Written request:
How many of the lines below include "likes"? Give the number and no other words.

---------- Information given

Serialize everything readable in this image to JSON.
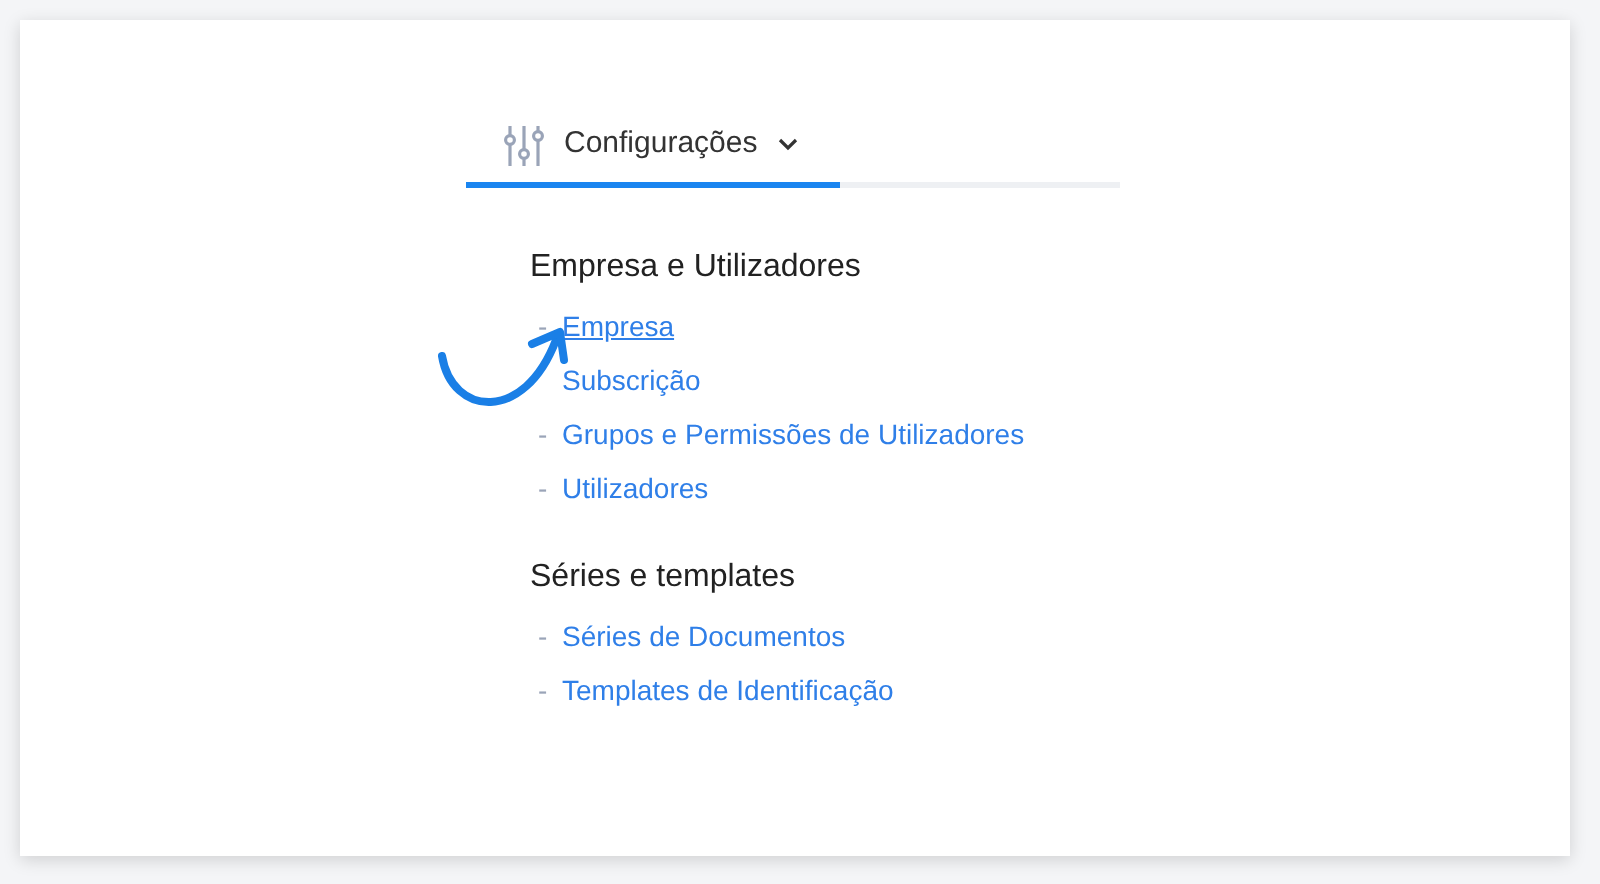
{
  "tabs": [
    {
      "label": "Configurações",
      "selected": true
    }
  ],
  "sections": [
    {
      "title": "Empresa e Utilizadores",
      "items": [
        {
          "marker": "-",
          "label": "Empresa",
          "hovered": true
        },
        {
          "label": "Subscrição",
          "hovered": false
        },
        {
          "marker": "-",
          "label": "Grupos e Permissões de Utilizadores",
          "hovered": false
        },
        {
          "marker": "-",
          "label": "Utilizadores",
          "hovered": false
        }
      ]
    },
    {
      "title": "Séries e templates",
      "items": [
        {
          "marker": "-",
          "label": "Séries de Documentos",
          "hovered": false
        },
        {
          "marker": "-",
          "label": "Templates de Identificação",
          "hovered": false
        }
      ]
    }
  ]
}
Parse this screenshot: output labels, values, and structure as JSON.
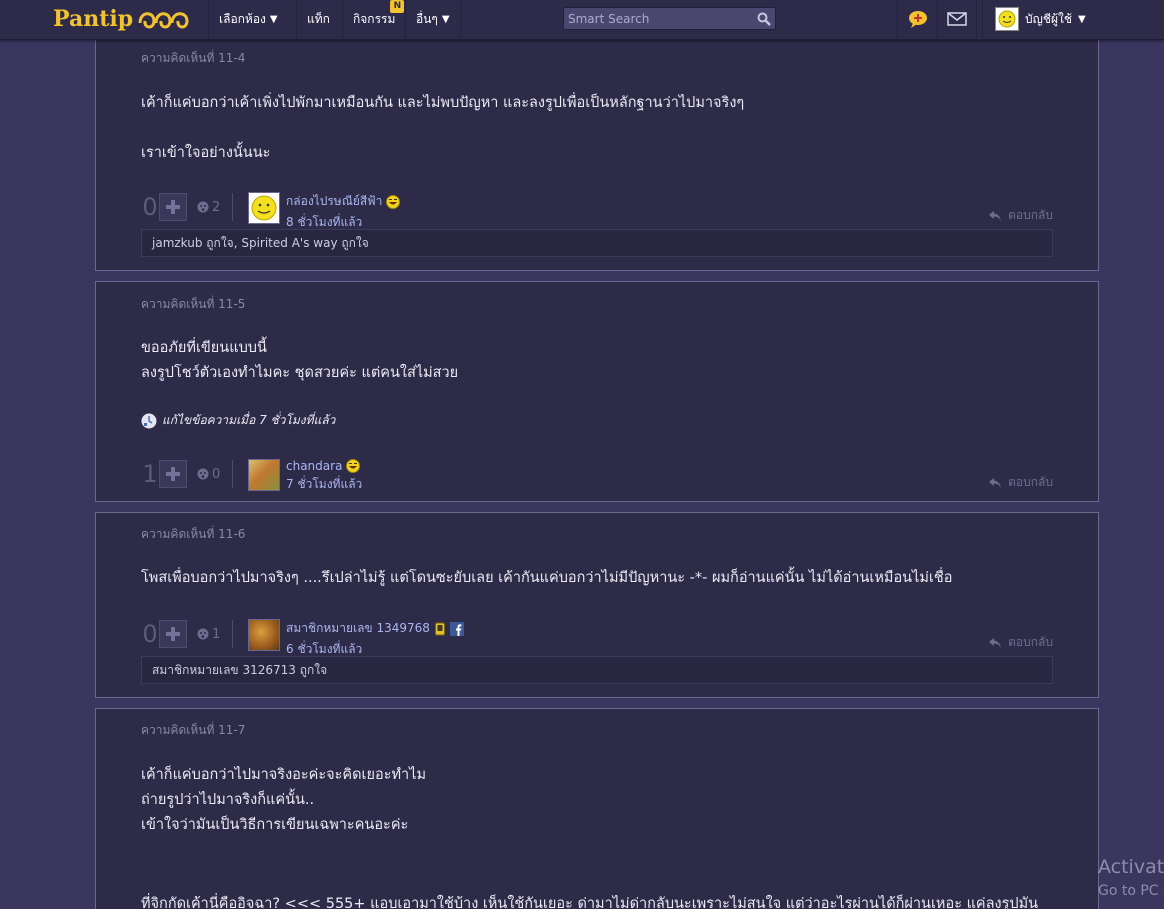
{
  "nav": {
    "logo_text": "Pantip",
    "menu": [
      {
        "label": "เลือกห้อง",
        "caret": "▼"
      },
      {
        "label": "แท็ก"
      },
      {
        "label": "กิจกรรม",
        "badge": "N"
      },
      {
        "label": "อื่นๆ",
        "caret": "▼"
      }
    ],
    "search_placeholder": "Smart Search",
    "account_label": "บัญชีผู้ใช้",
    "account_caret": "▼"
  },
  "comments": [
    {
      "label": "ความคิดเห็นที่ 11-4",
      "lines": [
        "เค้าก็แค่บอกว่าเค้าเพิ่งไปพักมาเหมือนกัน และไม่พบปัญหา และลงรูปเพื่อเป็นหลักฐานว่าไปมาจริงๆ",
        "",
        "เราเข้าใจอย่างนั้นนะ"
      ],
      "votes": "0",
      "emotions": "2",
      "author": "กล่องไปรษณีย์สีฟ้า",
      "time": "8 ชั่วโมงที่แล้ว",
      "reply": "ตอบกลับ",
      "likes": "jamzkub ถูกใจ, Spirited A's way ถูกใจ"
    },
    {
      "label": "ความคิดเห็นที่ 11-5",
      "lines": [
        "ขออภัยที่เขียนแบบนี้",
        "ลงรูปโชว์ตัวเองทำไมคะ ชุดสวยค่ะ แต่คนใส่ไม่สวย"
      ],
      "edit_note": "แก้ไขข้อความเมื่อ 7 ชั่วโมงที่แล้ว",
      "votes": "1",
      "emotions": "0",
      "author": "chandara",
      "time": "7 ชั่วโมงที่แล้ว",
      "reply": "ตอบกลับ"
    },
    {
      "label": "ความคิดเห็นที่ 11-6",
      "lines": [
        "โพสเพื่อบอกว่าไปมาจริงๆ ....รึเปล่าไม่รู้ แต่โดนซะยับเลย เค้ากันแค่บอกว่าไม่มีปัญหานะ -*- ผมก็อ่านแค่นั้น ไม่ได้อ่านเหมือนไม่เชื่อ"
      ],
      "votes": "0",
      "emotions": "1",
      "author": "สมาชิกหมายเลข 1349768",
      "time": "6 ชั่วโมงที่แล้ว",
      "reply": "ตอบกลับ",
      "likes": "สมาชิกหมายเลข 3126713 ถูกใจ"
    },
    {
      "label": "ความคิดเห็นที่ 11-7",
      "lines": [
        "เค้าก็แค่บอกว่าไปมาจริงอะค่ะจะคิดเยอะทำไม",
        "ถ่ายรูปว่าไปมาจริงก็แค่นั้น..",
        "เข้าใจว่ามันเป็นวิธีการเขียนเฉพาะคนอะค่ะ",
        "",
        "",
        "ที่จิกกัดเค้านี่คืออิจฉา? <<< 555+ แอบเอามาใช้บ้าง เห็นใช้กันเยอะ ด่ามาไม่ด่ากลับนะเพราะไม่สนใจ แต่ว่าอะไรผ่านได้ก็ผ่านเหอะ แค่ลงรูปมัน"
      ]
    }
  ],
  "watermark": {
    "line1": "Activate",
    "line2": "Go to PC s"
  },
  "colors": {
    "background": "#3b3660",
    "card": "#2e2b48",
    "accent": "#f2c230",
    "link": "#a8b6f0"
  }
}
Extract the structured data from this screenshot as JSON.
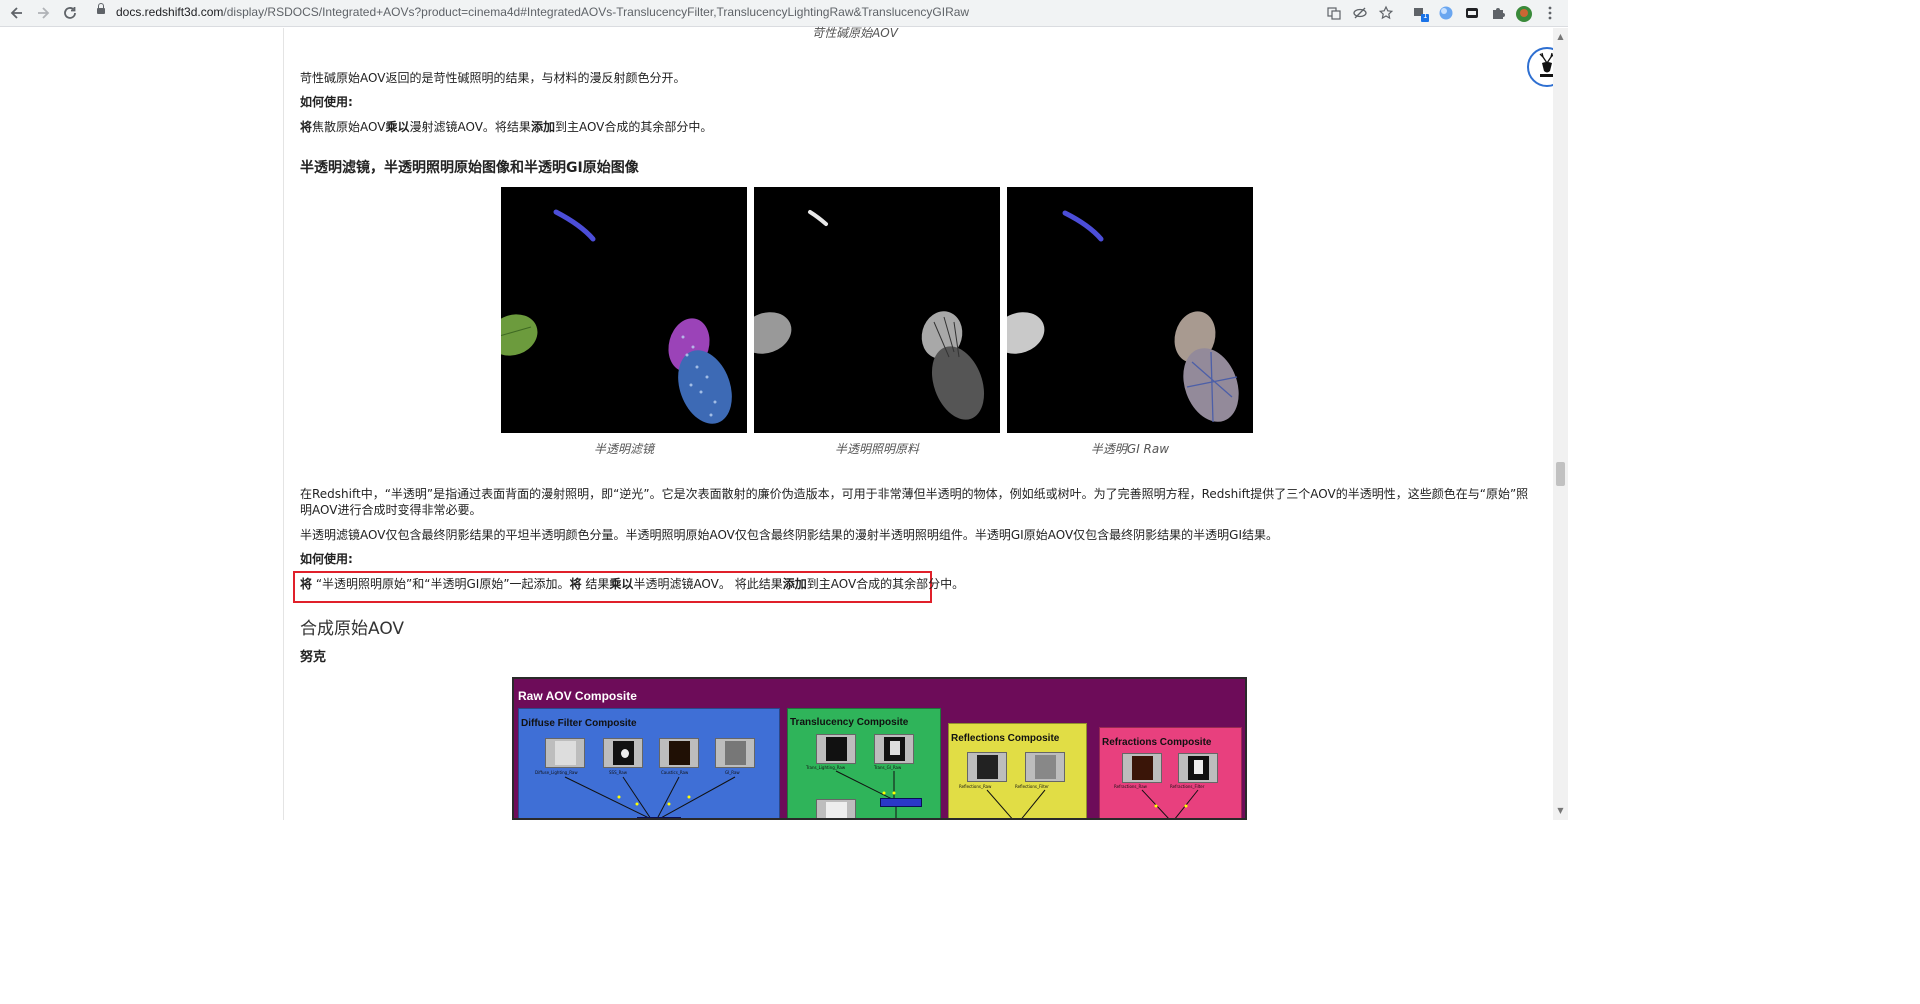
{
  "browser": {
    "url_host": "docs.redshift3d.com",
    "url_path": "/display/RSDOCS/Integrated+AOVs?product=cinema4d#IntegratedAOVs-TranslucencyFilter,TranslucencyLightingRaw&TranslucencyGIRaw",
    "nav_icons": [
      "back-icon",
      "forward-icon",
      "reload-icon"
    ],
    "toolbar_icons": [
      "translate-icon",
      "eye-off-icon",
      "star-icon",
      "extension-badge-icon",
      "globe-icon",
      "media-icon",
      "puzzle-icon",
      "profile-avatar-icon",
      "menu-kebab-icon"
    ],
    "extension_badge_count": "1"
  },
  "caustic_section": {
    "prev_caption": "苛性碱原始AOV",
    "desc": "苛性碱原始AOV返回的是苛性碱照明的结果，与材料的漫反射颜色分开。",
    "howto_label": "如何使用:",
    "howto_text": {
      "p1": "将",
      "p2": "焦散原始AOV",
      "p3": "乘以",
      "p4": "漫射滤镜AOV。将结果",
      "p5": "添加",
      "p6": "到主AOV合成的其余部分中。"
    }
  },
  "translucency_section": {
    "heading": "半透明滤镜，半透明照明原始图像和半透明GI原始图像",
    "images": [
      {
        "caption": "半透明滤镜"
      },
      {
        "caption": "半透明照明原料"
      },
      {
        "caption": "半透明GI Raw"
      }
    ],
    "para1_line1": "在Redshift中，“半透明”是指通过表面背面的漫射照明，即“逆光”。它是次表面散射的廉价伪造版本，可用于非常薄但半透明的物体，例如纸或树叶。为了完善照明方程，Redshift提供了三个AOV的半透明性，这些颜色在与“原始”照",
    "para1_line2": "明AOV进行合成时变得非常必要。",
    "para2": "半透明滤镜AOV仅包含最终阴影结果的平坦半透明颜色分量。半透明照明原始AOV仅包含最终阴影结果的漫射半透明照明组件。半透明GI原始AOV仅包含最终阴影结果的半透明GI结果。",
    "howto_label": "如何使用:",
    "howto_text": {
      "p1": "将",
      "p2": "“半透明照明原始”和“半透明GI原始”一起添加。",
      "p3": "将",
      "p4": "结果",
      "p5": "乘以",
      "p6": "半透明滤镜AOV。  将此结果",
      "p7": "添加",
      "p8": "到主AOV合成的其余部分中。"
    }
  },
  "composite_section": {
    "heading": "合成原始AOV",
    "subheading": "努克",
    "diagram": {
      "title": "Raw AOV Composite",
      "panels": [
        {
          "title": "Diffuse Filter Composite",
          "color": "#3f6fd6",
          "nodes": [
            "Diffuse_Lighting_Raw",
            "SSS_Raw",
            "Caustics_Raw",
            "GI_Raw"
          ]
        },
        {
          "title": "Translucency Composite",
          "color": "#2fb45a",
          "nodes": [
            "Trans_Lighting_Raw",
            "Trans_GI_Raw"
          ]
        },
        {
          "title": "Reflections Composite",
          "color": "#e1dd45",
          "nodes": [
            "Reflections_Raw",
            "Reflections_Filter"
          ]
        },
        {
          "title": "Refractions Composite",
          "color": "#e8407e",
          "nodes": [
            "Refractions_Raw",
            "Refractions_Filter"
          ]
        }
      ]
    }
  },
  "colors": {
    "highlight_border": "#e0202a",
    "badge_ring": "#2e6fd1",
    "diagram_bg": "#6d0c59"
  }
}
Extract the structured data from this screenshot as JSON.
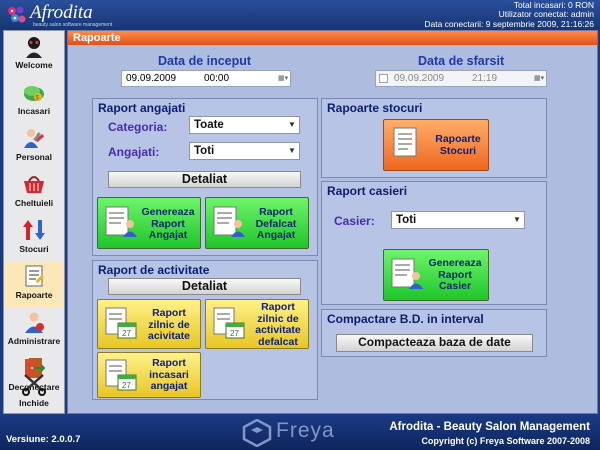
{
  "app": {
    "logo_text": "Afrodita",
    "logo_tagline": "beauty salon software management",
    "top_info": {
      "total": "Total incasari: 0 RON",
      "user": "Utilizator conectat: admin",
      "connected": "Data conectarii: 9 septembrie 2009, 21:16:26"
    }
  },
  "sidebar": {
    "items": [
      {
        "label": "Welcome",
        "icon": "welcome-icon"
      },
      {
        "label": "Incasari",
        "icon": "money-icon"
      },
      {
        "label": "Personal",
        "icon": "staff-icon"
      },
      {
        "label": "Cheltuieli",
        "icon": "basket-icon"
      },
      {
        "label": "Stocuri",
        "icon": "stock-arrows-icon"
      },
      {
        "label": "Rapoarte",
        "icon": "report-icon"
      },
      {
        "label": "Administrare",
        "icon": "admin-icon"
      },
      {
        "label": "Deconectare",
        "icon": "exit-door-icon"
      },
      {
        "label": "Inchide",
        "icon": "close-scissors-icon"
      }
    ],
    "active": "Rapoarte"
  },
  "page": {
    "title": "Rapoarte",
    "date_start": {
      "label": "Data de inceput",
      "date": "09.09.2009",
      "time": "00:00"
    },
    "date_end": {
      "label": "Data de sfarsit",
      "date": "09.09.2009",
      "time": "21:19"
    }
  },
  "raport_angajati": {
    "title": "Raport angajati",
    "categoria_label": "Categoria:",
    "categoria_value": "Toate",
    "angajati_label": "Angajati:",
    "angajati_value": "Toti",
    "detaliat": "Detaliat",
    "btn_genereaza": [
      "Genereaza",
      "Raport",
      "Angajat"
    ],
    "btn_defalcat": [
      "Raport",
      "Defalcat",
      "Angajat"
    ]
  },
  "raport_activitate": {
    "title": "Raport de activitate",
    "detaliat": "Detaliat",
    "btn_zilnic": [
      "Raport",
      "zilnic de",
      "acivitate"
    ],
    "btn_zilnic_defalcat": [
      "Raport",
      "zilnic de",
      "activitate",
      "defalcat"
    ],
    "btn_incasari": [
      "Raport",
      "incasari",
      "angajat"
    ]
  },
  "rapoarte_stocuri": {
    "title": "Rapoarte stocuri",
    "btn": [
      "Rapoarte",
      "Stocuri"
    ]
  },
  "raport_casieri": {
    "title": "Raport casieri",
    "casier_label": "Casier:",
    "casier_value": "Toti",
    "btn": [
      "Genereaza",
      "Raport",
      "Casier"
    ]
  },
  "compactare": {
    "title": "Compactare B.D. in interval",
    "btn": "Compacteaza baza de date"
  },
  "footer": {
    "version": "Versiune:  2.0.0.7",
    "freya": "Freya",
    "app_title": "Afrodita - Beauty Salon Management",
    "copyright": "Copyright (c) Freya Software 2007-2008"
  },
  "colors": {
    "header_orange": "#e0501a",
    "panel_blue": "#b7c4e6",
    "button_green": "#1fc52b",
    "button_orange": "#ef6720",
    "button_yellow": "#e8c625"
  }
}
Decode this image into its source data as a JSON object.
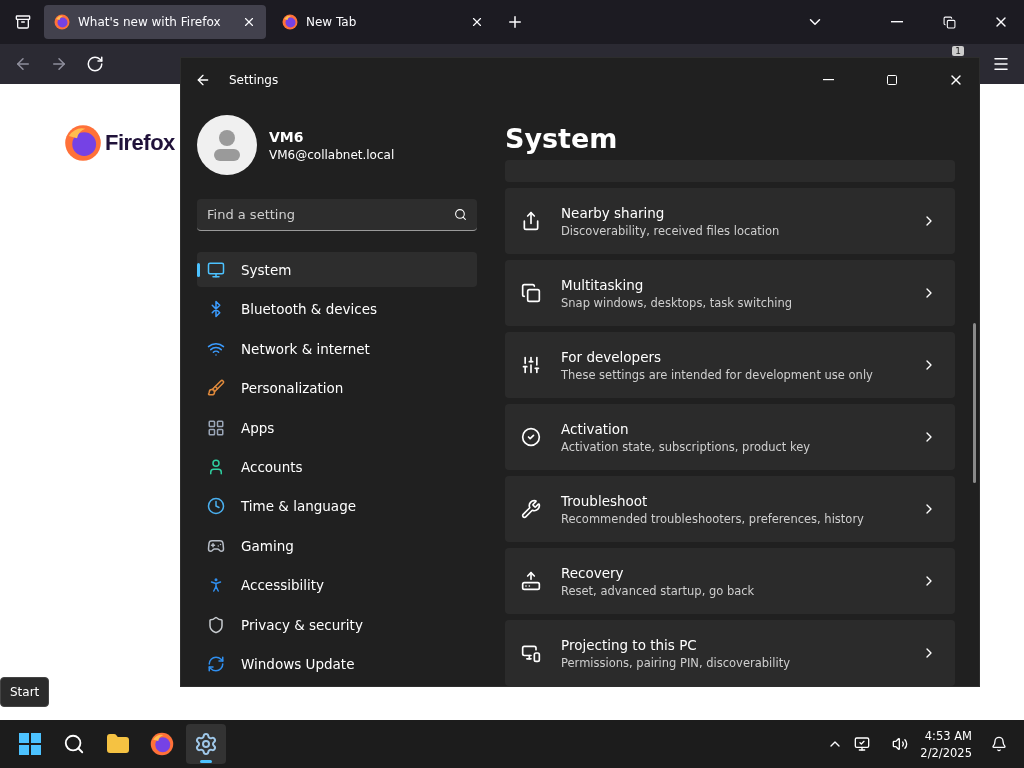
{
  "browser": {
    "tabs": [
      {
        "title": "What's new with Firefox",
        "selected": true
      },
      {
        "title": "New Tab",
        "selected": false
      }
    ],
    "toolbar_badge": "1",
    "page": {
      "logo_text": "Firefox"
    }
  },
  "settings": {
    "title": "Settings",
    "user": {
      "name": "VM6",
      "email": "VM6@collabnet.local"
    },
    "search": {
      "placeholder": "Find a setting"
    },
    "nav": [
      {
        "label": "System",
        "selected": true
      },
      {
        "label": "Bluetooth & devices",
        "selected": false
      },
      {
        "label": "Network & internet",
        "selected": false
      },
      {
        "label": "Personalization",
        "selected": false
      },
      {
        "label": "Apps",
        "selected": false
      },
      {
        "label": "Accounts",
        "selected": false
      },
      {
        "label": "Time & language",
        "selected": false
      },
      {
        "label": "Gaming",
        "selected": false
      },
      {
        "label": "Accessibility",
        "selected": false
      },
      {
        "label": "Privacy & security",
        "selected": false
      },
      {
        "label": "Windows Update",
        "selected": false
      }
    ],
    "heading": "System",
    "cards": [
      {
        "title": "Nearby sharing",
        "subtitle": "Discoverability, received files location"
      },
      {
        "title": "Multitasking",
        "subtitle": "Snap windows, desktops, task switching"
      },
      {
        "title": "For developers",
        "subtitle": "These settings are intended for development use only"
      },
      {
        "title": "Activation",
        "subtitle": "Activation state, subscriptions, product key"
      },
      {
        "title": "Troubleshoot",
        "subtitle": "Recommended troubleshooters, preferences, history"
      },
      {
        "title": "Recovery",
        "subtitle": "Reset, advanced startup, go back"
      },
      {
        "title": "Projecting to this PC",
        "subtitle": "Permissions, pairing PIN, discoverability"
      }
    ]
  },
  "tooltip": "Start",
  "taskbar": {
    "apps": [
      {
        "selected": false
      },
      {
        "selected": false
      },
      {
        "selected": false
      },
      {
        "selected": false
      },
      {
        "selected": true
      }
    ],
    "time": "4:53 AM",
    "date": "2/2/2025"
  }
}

--------------------

Solution to this task:
2